» PASSAGE PROVIDED:
Wednesday, October 31, 2012

Southern Oregon winery foreclosure

Oregon Vineyard
Bank Owned Property, approx. 20
acres, of which 12.5 acres are wine
grapes. Estimated at 1000 plants per
acre of Pinot Gris & Pinot Noir, on
east slope with three wire trellis, and
5.5’ X 9’ spacing.
Junction City, OR  541-752-5161

Oregon has seen such a rush of plantings over the past decade that it's not surprising to see such listings. It would take a serious case of optimism to plant large quantities of Pinot Noir here now, and note that Southern Oregon is not known for good Pinot Noir, but even in the Willamette Valley I believe there are far too many acres planted.

There ARE other grape varieties that do well here. Why be a sheep?

Monday, October 29, 2012

Notes on a couple of good wines tasted recently

1. Weingut Joh. Haart 2001 Kabinett Riesling: Eleven years old and still fresh and fruity! In fact, the fruit was so concentrated that the wine tasted sweeter than it was. Excellent balance; enough zip to impress with food. A rare warm year on the slatey slopes of the Rhein and Mosel. A very enjoyable wine. There are many sad things about this life, and one of them is that so many wine drinkers cannot enjoy a quality Riesling. Riesling is  one of the five or six greatest wine grapes on the planet.

» WORK INSTRUCTIONS:
A - According to the wine blog excerpt, how many acres of the bank-owned Oregon property are planted in wine grapes?
B - Write out the wine blog excerpt from "Oregon Vineyard" up to and including "many acres planted.".

Spatial layout listing:
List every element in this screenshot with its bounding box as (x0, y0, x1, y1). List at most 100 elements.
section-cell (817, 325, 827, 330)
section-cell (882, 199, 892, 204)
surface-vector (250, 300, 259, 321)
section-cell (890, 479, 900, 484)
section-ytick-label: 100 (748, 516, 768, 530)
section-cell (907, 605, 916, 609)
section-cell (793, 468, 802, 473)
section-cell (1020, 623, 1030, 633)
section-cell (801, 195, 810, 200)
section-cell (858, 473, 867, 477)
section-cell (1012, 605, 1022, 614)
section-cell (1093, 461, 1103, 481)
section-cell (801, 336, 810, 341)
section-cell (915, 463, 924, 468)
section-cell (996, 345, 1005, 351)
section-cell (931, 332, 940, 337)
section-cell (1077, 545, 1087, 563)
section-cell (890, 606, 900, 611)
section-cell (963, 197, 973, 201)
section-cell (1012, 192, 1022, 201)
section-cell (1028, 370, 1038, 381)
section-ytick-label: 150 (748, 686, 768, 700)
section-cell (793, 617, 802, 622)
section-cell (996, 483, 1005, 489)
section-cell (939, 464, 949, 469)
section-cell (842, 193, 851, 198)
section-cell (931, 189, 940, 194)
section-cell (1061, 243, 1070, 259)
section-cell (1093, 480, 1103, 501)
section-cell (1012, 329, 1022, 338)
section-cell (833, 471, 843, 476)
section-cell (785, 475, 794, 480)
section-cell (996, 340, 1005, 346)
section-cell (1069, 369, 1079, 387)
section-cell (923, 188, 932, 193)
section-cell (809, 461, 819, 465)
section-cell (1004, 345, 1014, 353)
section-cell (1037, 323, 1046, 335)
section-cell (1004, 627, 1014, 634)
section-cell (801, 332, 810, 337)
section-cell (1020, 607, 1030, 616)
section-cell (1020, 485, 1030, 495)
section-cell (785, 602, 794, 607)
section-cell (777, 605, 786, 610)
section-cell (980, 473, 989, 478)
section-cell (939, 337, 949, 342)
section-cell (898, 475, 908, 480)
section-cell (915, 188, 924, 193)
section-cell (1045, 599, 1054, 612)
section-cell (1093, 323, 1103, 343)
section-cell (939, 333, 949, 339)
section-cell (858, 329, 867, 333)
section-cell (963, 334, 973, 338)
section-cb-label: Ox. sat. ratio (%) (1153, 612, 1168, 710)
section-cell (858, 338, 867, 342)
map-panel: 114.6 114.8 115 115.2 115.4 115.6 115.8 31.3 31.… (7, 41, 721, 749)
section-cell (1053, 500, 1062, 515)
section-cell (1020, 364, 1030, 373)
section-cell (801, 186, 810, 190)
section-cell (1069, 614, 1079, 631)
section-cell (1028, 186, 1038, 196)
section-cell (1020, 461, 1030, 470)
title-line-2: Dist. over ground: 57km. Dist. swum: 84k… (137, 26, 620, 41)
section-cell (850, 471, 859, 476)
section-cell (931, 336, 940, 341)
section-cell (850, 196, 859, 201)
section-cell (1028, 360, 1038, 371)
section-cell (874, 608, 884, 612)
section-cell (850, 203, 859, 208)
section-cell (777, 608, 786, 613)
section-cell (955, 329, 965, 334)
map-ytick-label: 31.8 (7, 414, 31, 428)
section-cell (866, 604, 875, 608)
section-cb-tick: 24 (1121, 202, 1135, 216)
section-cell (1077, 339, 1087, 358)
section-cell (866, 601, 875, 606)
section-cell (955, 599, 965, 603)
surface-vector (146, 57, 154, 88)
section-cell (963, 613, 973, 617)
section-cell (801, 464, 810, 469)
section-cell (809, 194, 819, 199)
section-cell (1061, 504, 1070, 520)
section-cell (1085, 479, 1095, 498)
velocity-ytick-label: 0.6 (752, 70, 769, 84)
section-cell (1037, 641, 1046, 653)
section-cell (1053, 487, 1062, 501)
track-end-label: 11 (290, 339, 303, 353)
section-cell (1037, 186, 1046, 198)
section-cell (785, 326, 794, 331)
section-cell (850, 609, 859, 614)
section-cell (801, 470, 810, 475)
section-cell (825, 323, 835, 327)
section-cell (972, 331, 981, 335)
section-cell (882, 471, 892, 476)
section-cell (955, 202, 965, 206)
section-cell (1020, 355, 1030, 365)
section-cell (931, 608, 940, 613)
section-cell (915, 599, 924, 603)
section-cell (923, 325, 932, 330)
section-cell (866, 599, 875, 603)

» THE RESULTS:
A - 12.5 acres.

B -
Oregon Vineyard
Bank Owned Property, approx. 20
acres, of which 12.5 acres are wine
grapes. Estimated at 1000 plants per
acre of Pinot Gris & Pinot Noir, on
east slope with three wire trellis, and
5.5’ X 9’ spacing.
Junction City, OR  541-752-5161

Oregon has seen such a rush of plantings over the past decade that it's not surprising to see such listings. It would take a serious case of optimism to plant large quantities of Pinot Noir here now, and note that Southern Oregon is not known for good Pinot Noir, but even in the Willamette Valley I believe there are far too many acres planted.